- Data supplied:
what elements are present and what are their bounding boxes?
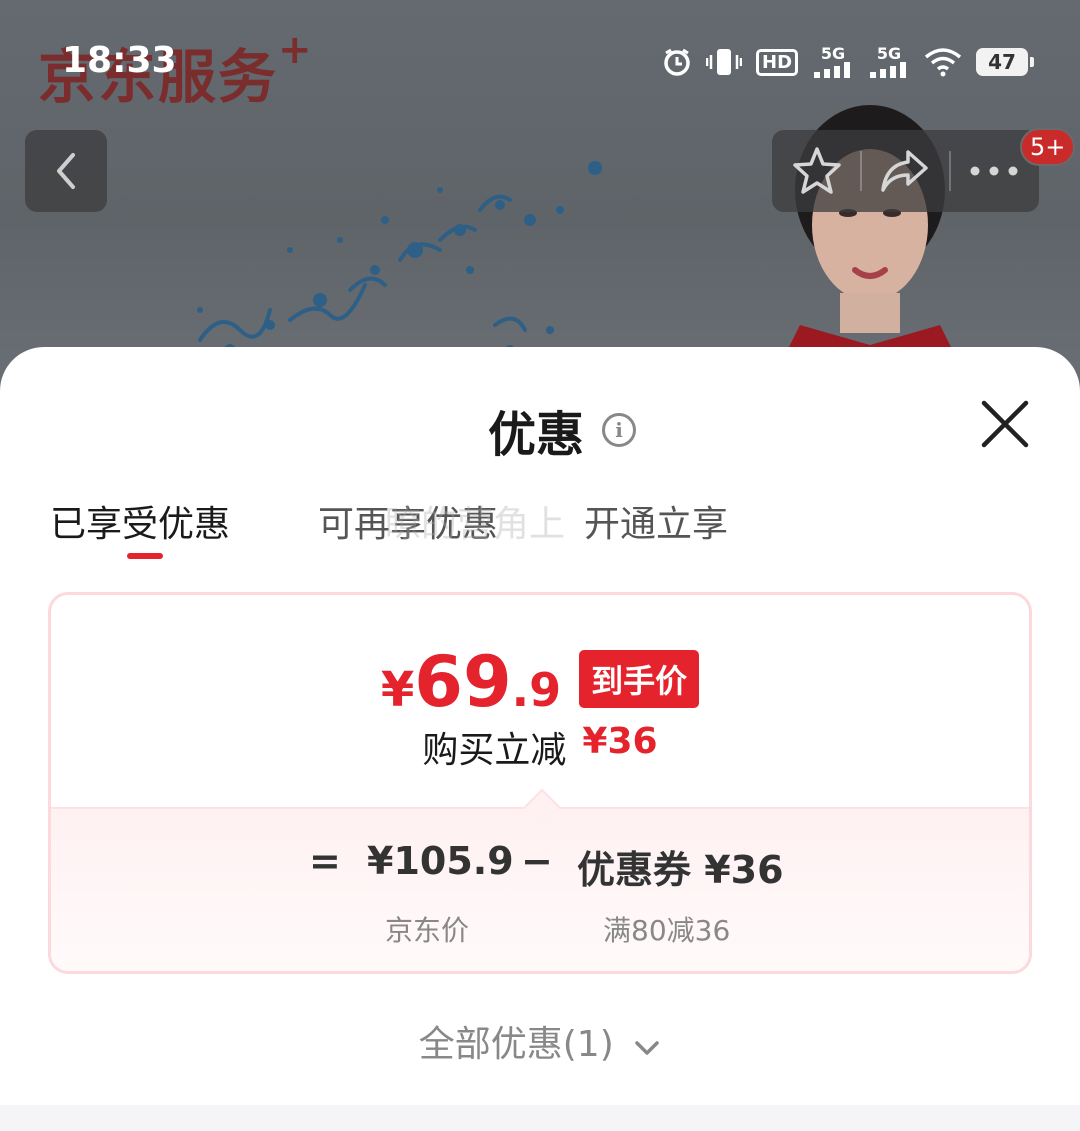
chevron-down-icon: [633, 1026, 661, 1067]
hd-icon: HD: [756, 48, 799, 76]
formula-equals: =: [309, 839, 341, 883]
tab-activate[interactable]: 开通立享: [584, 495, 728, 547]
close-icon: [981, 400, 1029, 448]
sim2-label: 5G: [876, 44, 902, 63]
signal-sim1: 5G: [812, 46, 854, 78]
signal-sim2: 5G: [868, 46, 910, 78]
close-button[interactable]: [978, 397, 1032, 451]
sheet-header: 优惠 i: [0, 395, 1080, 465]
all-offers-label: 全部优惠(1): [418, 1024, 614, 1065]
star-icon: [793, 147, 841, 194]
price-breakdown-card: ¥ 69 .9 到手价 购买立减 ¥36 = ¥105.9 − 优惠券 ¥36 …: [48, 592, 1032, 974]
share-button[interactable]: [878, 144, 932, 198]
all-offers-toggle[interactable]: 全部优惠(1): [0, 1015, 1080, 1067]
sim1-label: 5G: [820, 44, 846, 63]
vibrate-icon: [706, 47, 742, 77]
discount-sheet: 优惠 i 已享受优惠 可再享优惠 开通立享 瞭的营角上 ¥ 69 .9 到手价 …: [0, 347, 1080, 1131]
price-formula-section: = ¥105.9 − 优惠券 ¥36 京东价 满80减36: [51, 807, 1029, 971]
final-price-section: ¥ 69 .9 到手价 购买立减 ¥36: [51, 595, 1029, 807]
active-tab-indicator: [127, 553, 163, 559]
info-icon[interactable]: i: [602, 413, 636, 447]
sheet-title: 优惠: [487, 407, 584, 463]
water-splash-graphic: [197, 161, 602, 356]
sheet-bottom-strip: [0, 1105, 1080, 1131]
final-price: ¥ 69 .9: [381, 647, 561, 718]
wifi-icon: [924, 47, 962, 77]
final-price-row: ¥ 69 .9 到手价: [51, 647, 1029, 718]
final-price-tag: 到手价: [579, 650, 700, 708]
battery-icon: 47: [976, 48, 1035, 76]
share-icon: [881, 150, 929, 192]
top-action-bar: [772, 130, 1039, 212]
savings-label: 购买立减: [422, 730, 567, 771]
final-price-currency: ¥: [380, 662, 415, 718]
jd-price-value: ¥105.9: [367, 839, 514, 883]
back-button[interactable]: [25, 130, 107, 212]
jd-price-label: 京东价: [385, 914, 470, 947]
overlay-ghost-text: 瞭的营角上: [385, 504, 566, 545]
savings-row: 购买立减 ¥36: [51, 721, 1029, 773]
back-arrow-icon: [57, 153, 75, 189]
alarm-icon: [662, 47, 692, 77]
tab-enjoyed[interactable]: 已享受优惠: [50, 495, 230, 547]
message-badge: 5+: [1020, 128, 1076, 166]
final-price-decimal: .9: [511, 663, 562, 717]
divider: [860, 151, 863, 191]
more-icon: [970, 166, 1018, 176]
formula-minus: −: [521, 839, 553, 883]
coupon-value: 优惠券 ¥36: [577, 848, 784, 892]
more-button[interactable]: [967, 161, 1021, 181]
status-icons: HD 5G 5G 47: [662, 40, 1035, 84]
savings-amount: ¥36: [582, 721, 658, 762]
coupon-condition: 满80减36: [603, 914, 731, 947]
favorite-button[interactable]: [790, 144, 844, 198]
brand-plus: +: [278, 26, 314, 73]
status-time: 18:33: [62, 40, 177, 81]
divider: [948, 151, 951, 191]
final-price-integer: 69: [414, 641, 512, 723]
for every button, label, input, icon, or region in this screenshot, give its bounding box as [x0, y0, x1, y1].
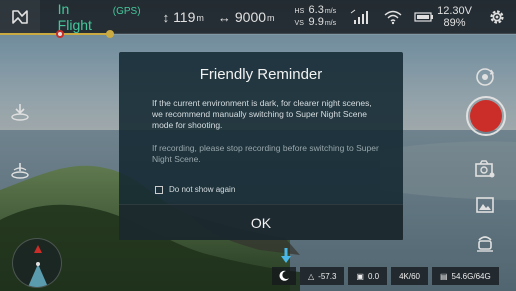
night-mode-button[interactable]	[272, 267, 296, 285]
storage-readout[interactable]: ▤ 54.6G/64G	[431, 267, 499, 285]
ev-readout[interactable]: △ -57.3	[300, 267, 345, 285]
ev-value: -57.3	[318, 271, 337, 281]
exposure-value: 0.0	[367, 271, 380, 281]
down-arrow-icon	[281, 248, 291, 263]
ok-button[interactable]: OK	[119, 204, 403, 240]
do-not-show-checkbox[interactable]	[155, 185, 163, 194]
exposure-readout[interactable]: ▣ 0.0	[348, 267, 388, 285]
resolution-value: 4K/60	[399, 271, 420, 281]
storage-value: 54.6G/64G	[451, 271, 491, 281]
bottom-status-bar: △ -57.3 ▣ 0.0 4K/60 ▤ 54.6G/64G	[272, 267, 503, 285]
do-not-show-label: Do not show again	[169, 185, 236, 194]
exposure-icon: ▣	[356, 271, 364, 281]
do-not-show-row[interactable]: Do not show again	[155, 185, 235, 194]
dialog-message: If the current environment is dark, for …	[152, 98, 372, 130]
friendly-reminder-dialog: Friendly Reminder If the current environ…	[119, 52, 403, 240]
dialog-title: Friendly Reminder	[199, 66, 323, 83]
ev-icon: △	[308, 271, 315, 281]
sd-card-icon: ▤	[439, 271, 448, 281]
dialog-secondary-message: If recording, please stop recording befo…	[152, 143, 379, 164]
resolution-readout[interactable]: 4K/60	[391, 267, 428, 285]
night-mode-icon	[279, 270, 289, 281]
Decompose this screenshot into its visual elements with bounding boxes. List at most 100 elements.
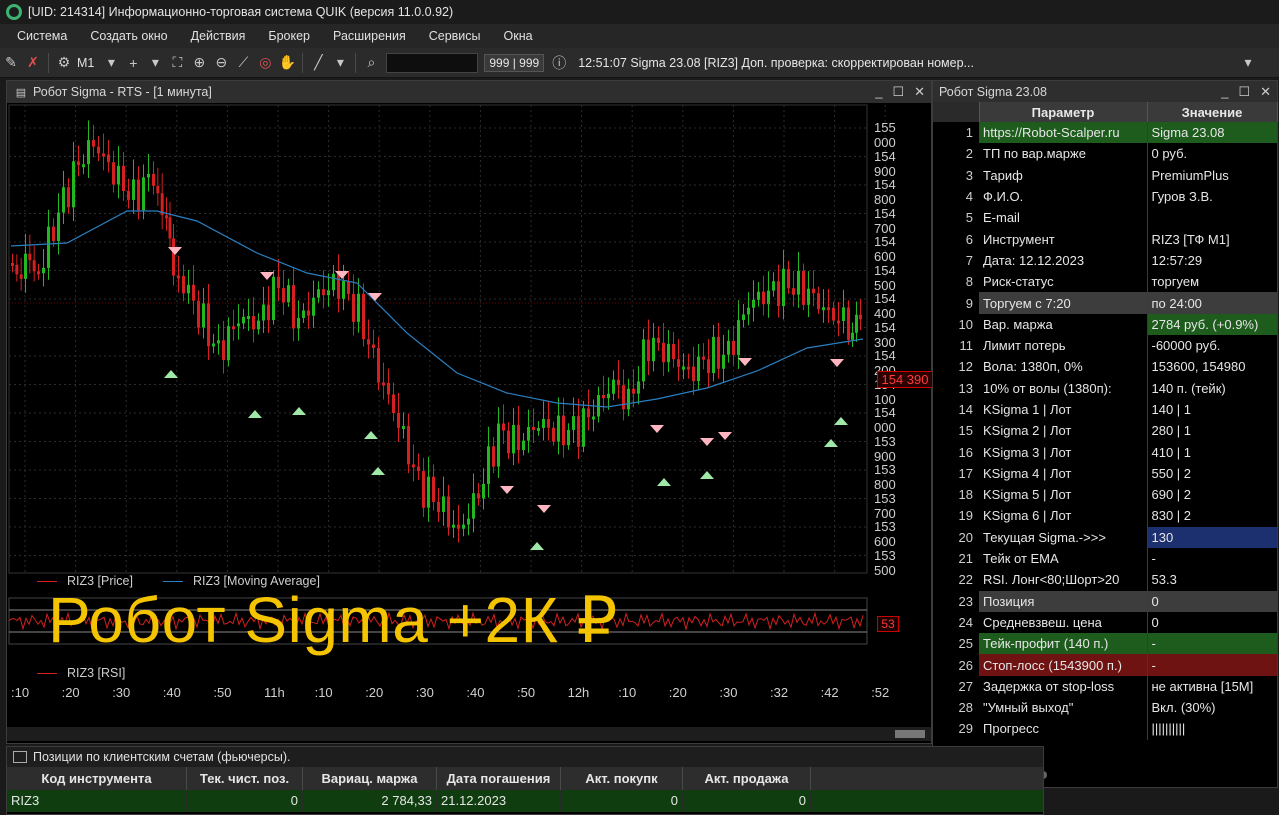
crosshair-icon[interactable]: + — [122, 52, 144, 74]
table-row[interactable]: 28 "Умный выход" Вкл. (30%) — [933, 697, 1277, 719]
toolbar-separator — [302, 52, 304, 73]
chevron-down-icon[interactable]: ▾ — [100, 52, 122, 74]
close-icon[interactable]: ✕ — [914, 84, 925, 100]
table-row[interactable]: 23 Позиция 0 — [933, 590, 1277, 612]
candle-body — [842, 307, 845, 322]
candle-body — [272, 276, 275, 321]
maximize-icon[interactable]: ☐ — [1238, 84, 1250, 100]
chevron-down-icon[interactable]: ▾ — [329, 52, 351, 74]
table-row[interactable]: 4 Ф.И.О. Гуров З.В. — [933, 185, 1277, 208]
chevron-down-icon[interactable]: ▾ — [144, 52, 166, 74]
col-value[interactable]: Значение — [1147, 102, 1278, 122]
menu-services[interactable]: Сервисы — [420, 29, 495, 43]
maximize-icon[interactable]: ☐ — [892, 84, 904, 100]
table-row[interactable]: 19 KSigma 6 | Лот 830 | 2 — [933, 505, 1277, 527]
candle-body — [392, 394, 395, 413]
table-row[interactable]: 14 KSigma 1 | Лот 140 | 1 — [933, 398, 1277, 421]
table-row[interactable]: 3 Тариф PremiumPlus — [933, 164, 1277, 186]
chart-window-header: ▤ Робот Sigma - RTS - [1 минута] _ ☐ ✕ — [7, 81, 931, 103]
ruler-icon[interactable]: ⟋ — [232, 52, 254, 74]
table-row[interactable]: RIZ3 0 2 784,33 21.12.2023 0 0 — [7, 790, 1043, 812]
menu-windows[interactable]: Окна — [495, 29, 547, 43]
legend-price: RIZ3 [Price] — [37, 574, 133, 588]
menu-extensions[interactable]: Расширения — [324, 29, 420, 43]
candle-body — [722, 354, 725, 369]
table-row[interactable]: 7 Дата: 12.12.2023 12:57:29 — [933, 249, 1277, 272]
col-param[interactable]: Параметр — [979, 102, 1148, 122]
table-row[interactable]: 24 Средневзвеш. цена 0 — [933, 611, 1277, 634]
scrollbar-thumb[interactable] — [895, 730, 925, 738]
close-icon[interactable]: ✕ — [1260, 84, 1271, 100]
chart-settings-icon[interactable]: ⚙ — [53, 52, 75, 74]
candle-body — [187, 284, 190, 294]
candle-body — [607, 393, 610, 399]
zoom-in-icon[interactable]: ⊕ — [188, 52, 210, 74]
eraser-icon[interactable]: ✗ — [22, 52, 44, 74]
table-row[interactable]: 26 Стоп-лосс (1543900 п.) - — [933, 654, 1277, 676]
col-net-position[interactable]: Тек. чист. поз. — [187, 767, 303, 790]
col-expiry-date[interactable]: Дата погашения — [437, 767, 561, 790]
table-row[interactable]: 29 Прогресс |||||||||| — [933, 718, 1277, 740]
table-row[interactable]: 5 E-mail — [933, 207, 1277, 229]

- Exercise:
Rewrite the lines starting with the line containing "chevron-down-icon: [633, 1026, 661, 1067]" and going on through the line containing "final-price-tag: 到手价: [579, 650, 700, 708]", replacing "sheet-title" with "panel-title" and leaving all else unchanged. Give only those lines.

- Solution:
chevron-down-icon: [633, 1026, 661, 1067]
hd-icon: HD: [756, 48, 799, 76]
formula-equals: =: [309, 839, 341, 883]
tab-activate[interactable]: 开通立享: [584, 495, 728, 547]
close-icon: [981, 400, 1029, 448]
sim2-label: 5G: [876, 44, 902, 63]
signal-sim1: 5G: [812, 46, 854, 78]
signal-sim2: 5G: [868, 46, 910, 78]
close-button[interactable]: [978, 397, 1032, 451]
sheet-header: 优惠 i: [0, 395, 1080, 465]
all-offers-label: 全部优惠(1): [418, 1024, 614, 1065]
star-icon: [793, 147, 841, 194]
price-breakdown-card: ¥ 69 .9 到手价 购买立减 ¥36 = ¥105.9 − 优惠券 ¥36 …: [48, 592, 1032, 974]
share-button[interactable]: [878, 144, 932, 198]
all-offers-toggle[interactable]: 全部优惠(1): [0, 1015, 1080, 1067]
sim1-label: 5G: [820, 44, 846, 63]
vibrate-icon: [706, 47, 742, 77]
discount-sheet: 优惠 i 已享受优惠 可再享优惠 开通立享 瞭的营角上 ¥ 69 .9 到手价 …: [0, 347, 1080, 1131]
price-formula-section: = ¥105.9 − 优惠券 ¥36 京东价 满80减36: [51, 807, 1029, 971]
final-price-section: ¥ 69 .9 到手价 购买立减 ¥36: [51, 595, 1029, 807]
active-tab-indicator: [127, 553, 163, 559]
info-icon[interactable]: i: [602, 413, 636, 447]
panel-title: 优惠: [487, 407, 584, 463]
water-splash-graphic: [197, 161, 602, 356]
sheet-bottom-strip: [0, 1105, 1080, 1131]
final-price: ¥ 69 .9: [381, 647, 561, 718]
wifi-icon: [924, 47, 962, 77]
final-price-row: ¥ 69 .9 到手价: [51, 647, 1029, 718]
final-price-tag: 到手价: [579, 650, 700, 708]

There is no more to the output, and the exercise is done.